Una niebla densa, la espera silenciosa en un refugio alpino y, de pronto, el milagro: la montaña se deja ver. Así nació esta imagen del Diente Blanco, capturada en apenas unos segundos irrepetibles.
Hay dos factores clave en fotografía que van más allá del conocimiento técnico o del dominio de la cámara: la intuición y la paciencia. Ambos nacen de la imaginación y la experiencia, y si a ellos se suma el ingrediente final —la suerte— pueden ser determinantes para capturar ese “instante decisivo” del que hablaba Cartier-Bresson. Ese momento efímero que, a veces, llega. Y cuando lo hace, hay que estar preparado.
Eso fue, exactamente, lo que me ocurrió con esta imagen del Diente Blanco, una imponente montaña de los Alpes Peninos, en Suiza.
Aquel día estábamos eufóricos. Después de muchos meses soñando con este trekking, al fin partíamos desde el camping de Zermatt. Pero la montaña impone sus propias reglas. Tras superar el primer desnivel en funicular, nos adentramos en una espesa niebla que nos envolvió por completo. La decepción se instaló rápido: solo teníamos una noche reservada en el refugio y la niebla nos hacía temer lo peor. Nuestro objetivo era claro: contemplar el Cervino, una de las montañas más bellas del planeta, icono indiscutible del alpinismo. Pero parecía que el deseo quedaría en eso, un simple anhelo.

COMPLETA LO SIGUIENTE:
a - En el texto sobre el Diente Blanco, ¿desde qué lugar partieron al comenzar el trekking?
b - Por favor, pasa al inglés esta oración del texto sobre el Diente Blanco: «Nuestro objetivo era claro: contemplar el Cervino, una de las montañas más bellas del planeta, icono indiscutible del alpinismo».

LISTADO DE DATOS:
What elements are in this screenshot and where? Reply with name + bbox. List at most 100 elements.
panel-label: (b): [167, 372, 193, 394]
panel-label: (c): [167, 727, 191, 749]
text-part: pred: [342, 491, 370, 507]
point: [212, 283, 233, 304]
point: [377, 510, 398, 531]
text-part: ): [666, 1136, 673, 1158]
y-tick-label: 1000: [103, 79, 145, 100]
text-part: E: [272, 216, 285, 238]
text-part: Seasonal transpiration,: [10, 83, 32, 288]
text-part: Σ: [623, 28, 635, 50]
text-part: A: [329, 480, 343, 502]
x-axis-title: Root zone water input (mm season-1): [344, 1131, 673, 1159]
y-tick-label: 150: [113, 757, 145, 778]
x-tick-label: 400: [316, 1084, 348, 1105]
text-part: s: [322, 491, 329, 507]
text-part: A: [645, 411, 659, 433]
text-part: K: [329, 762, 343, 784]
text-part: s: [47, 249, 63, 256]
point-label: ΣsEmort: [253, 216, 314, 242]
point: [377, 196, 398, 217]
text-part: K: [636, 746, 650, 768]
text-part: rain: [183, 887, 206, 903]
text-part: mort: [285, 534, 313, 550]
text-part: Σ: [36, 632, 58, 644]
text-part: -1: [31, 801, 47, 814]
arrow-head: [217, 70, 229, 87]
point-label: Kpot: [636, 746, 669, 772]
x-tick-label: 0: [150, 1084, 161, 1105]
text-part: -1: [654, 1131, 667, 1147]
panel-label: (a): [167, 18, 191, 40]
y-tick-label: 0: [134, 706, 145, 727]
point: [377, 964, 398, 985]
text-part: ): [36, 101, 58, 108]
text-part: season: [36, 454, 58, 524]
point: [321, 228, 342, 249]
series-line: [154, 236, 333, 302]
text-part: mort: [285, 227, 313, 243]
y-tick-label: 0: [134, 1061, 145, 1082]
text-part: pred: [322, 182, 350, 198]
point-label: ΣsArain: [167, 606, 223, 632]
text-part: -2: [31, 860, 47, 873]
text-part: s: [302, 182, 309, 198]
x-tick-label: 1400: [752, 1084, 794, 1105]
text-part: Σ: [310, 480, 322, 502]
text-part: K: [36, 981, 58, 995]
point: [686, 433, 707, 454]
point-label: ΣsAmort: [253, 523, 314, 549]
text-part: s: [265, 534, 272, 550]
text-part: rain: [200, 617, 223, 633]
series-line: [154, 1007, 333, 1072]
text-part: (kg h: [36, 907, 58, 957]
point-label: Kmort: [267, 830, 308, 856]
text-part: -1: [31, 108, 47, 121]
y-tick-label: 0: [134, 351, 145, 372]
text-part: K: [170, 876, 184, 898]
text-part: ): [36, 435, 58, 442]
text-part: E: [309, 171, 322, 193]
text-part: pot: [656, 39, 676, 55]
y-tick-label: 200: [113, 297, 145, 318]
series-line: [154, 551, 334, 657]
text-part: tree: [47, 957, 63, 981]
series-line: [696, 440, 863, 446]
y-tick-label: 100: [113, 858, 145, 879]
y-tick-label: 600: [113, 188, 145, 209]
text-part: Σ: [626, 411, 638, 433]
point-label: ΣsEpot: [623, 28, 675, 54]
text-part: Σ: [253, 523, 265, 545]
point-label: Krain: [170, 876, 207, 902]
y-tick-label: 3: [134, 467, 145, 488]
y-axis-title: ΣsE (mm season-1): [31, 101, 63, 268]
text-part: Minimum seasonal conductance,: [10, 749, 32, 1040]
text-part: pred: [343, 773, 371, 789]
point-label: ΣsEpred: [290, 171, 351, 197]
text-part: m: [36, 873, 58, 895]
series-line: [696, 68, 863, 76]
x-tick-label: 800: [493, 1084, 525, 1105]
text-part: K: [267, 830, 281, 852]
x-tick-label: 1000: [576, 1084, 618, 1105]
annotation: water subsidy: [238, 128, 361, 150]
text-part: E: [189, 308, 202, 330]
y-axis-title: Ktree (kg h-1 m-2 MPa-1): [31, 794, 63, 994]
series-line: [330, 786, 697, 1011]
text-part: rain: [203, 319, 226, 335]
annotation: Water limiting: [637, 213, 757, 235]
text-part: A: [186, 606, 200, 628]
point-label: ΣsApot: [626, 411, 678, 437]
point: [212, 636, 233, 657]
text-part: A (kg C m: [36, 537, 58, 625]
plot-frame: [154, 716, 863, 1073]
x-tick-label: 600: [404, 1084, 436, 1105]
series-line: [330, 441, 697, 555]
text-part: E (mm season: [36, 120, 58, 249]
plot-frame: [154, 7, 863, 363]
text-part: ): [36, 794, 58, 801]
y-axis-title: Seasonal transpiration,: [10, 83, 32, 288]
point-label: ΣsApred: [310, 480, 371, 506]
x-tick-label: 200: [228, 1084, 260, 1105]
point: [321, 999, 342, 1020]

RESPUESTAS POR PUNTO:
a - Desde el camping de Zermatt.

b - Our goal was clear: to behold the Matterhorn, one of the most beautiful mountains on the planet, an undisputed icon of mountaineering.